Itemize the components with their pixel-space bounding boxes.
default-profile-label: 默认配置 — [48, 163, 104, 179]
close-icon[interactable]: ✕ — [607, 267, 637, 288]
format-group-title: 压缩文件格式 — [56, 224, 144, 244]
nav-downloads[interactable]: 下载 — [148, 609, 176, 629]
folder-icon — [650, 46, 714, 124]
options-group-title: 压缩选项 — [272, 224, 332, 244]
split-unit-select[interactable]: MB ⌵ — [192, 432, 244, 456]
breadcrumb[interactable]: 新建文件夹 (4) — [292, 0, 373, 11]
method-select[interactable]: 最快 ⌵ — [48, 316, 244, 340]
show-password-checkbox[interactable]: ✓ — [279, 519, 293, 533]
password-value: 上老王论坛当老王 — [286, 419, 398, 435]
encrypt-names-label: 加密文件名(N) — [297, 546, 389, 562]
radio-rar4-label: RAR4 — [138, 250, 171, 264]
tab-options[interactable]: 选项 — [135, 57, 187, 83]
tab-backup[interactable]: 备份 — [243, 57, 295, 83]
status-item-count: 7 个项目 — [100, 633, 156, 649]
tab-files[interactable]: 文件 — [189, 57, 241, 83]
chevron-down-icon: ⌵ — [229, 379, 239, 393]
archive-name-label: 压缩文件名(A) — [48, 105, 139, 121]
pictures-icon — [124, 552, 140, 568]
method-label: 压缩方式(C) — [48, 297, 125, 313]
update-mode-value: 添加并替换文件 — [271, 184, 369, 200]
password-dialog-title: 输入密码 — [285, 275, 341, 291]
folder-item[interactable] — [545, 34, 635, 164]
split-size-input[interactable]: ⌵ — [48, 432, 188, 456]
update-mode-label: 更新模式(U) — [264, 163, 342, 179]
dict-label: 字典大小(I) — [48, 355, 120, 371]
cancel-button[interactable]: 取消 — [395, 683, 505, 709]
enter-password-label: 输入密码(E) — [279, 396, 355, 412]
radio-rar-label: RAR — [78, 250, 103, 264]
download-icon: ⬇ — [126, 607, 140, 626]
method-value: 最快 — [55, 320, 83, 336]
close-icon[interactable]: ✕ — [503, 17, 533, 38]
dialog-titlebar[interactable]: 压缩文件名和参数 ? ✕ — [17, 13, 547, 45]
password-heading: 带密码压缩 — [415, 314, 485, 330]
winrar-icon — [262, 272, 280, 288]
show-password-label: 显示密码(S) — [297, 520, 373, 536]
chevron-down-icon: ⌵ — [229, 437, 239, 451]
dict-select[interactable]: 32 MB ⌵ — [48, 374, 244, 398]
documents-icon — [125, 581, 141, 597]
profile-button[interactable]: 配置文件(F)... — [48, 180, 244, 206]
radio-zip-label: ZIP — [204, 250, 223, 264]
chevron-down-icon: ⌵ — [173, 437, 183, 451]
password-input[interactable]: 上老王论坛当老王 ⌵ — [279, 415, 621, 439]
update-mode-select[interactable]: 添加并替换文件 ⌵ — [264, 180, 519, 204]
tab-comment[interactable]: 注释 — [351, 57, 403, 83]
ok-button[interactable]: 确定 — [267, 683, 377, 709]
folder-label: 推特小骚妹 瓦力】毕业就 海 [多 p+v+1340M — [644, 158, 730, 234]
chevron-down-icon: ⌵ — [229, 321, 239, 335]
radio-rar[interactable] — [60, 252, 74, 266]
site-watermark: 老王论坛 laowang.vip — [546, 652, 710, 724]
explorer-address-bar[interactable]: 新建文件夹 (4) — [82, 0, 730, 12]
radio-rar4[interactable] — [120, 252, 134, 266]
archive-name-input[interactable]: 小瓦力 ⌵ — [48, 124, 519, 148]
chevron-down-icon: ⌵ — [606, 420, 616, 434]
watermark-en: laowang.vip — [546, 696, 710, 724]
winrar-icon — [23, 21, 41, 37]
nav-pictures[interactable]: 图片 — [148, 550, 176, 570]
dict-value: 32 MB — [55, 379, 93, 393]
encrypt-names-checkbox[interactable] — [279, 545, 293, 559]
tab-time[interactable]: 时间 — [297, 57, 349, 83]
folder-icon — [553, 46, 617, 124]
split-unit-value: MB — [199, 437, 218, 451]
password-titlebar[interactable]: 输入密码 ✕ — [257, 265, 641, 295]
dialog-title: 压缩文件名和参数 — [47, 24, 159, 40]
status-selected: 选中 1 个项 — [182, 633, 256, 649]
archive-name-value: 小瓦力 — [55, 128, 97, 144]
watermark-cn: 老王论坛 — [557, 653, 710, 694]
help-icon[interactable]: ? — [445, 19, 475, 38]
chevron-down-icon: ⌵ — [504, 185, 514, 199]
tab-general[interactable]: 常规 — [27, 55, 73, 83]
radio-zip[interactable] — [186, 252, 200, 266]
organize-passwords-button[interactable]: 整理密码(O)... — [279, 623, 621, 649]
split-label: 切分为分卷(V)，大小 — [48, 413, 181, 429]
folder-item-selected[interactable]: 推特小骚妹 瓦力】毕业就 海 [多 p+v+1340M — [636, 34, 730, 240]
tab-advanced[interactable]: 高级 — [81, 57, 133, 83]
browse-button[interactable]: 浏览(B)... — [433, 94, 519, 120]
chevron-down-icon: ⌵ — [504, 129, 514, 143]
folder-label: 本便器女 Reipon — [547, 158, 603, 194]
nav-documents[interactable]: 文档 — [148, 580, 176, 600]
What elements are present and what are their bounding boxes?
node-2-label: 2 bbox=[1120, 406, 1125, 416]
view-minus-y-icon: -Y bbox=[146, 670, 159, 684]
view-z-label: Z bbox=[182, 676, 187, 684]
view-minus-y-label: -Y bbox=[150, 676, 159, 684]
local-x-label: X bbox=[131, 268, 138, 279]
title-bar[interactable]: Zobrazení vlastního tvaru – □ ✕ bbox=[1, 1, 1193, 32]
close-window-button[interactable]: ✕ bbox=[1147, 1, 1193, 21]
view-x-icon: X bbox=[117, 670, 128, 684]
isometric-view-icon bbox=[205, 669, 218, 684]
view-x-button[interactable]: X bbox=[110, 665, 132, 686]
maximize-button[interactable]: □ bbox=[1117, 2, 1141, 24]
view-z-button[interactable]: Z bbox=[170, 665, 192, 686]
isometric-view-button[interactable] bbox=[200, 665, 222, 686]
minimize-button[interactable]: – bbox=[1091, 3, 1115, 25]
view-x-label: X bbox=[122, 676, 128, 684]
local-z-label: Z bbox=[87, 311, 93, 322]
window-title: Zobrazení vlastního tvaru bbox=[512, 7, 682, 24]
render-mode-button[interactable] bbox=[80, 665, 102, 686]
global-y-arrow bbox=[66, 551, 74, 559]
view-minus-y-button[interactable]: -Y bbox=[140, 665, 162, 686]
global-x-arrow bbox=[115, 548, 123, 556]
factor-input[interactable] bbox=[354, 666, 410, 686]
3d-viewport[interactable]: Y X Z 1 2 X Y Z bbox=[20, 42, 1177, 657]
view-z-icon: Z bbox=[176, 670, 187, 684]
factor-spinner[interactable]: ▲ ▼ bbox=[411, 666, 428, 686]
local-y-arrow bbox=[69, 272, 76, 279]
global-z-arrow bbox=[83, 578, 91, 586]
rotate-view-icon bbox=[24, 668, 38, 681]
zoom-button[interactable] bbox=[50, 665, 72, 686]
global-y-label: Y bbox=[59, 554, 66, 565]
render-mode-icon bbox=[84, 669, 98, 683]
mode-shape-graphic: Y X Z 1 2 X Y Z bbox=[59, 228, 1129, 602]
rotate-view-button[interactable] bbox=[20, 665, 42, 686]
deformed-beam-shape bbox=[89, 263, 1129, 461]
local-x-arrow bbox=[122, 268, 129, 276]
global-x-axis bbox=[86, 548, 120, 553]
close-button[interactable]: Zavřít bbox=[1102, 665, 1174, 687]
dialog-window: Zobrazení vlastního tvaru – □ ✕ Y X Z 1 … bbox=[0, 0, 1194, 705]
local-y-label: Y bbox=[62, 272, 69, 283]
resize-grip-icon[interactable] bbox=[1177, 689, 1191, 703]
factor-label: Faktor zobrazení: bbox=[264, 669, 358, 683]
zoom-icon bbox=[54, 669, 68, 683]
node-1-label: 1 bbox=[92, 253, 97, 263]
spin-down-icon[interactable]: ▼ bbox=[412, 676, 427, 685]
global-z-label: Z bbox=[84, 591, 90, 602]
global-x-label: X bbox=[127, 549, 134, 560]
—————
*SET EXERCISE*.
Turn the items, from the first line through the line that contains "update-mode-value: 添加并替换文件 —", into a JSON list of strings with one string per line and no blank lines.

*EXPECTED ANSWER*.
[
  "Itemize the components with their pixel-space bounding boxes.",
  "default-profile-label: 默认配置 — [48, 163, 104, 179]",
  "close-icon[interactable]: ✕ — [607, 267, 637, 288]",
  "format-group-title: 压缩文件格式 — [56, 224, 144, 244]",
  "nav-downloads[interactable]: 下载 — [148, 609, 176, 629]",
  "folder-icon — [650, 46, 714, 124]",
  "options-group-title: 压缩选项 — [272, 224, 332, 244]",
  "split-unit-select[interactable]: MB ⌵ — [192, 432, 244, 456]",
  "breadcrumb[interactable]: 新建文件夹 (4) — [292, 0, 373, 11]",
  "method-select[interactable]: 最快 ⌵ — [48, 316, 244, 340]",
  "show-password-checkbox[interactable]: ✓ — [279, 519, 293, 533]",
  "password-value: 上老王论坛当老王 — [286, 419, 398, 435]",
  "encrypt-names-label: 加密文件名(N) — [297, 546, 389, 562]",
  "radio-rar4-label: RAR4 — [138, 250, 171, 264]",
  "tab-options[interactable]: 选项 — [135, 57, 187, 83]",
  "tab-backup[interactable]: 备份 — [243, 57, 295, 83]",
  "status-item-count: 7 个项目 — [100, 633, 156, 649]",
  "tab-files[interactable]: 文件 — [189, 57, 241, 83]",
  "chevron-down-icon: ⌵ — [229, 379, 239, 393]",
  "archive-name-label: 压缩文件名(A) — [48, 105, 139, 121]",
  "pictures-icon — [124, 552, 140, 568]",
  "method-label: 压缩方式(C) — [48, 297, 125, 313]",
  "update-mode-value: 添加并替换文件 — [271, 184, 369, 200]"
]